— BEGIN —
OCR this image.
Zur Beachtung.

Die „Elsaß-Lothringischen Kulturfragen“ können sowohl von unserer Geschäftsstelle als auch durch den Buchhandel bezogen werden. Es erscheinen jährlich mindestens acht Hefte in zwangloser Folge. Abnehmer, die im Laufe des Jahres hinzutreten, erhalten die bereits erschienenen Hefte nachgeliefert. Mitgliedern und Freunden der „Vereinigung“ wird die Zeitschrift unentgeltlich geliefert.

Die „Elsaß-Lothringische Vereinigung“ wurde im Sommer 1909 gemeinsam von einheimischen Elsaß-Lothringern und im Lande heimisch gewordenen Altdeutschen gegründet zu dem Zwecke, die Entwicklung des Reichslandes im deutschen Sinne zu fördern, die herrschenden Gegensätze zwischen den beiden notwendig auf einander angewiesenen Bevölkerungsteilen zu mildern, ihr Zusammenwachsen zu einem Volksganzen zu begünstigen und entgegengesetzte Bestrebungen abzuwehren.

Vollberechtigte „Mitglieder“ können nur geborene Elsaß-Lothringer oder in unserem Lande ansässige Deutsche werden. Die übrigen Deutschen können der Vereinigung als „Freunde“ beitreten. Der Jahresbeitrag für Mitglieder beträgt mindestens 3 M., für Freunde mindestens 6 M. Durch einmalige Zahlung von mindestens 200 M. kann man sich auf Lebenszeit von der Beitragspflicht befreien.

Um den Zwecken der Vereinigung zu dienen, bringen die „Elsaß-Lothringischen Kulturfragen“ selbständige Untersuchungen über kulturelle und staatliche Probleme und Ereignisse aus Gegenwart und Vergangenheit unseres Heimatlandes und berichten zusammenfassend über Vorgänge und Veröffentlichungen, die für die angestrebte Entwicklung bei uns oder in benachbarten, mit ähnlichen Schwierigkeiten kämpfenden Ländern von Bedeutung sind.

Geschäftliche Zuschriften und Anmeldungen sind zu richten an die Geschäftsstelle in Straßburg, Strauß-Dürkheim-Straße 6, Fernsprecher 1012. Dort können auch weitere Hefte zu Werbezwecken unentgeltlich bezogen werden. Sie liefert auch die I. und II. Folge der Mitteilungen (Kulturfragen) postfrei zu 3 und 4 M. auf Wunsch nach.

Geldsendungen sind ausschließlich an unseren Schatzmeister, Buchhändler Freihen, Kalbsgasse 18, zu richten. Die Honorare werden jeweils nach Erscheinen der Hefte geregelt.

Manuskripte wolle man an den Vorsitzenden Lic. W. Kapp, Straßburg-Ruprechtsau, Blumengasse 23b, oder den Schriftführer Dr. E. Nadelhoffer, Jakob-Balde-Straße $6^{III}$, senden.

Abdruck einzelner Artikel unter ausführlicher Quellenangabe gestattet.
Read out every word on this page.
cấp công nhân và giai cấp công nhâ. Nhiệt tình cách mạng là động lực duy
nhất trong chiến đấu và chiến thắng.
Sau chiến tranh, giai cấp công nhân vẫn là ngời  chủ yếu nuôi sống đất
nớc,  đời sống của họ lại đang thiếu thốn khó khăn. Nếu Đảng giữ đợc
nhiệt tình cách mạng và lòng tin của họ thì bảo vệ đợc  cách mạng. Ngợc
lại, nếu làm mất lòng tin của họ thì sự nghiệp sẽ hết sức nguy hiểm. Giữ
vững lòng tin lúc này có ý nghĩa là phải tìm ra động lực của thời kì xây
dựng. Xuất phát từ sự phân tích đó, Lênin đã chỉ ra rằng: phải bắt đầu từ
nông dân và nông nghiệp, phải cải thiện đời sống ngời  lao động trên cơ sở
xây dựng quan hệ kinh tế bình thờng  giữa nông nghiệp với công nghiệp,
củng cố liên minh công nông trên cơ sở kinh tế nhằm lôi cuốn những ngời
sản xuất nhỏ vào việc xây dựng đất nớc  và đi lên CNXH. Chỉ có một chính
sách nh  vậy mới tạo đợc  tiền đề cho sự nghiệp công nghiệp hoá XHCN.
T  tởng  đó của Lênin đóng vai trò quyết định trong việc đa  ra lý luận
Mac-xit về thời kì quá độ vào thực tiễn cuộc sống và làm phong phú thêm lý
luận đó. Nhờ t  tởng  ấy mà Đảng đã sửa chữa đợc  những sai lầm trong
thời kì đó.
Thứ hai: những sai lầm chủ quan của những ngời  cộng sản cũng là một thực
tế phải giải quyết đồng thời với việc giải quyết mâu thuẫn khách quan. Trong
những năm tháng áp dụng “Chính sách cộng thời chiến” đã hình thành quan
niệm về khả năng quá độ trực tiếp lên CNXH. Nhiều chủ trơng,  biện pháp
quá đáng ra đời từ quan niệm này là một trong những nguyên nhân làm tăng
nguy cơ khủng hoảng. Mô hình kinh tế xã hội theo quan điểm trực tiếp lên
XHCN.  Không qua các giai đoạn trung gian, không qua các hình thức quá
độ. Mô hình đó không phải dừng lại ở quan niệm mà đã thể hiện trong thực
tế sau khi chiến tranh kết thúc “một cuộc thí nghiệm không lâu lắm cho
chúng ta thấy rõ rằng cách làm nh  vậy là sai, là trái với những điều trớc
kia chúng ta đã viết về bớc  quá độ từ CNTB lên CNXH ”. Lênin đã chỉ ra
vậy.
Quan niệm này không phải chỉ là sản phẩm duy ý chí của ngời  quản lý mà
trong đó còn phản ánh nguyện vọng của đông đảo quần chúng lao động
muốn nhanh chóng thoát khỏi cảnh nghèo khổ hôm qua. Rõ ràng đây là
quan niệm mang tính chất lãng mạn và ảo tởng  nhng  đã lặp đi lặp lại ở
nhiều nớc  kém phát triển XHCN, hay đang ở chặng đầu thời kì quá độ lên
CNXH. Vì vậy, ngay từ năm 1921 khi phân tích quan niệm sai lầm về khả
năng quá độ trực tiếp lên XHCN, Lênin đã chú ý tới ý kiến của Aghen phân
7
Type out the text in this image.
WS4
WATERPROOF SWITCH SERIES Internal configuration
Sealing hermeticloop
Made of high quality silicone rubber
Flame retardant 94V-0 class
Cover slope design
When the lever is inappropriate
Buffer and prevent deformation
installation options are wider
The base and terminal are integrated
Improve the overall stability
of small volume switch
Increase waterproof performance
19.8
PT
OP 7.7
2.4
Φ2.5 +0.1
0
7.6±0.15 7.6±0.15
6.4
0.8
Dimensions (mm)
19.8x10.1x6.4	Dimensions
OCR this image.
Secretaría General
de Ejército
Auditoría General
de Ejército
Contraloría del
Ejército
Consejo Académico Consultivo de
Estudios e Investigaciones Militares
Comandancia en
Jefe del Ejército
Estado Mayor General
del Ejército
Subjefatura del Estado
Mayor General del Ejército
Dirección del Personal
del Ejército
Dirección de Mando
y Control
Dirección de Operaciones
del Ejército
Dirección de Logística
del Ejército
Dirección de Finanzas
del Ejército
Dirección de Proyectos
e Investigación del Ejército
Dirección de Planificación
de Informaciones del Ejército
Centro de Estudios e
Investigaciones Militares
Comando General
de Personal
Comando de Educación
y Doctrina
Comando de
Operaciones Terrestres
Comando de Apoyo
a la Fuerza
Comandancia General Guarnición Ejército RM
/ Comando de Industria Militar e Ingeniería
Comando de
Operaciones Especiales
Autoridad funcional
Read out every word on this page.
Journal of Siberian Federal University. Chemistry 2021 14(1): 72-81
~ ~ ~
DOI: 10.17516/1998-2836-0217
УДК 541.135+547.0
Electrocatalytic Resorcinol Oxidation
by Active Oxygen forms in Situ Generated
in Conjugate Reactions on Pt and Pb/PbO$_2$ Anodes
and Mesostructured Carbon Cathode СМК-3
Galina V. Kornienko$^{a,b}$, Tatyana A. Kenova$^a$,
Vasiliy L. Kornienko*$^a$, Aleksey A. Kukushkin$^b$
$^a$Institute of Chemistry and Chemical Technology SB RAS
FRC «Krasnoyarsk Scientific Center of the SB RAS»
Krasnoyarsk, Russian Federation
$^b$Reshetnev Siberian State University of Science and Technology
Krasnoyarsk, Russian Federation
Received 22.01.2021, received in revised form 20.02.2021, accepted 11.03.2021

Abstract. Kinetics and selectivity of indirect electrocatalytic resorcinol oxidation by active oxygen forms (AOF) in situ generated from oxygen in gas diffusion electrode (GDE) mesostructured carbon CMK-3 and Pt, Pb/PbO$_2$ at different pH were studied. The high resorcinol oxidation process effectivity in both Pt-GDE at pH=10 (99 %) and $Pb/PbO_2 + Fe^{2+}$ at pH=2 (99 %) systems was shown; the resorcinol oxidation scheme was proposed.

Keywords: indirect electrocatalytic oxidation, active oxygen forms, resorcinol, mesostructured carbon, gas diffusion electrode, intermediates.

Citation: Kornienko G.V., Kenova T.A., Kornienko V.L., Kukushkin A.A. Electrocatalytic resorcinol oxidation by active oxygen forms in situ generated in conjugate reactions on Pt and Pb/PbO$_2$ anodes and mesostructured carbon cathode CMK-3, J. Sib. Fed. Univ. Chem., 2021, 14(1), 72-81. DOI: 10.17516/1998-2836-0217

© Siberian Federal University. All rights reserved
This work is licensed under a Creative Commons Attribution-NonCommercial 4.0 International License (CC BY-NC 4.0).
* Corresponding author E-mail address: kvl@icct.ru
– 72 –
— END —
- _Task directions_: Each line in the entries above that includes the string "tình" should be extracted.

- _Task result_:
cấp công nhân và giai cấp công nhâ. Nhiệt tình cách mạng là động lực duy
nhiệt tình cách mạng và lòng tin của họ thì bảo vệ đợc  cách mạng. Ngợc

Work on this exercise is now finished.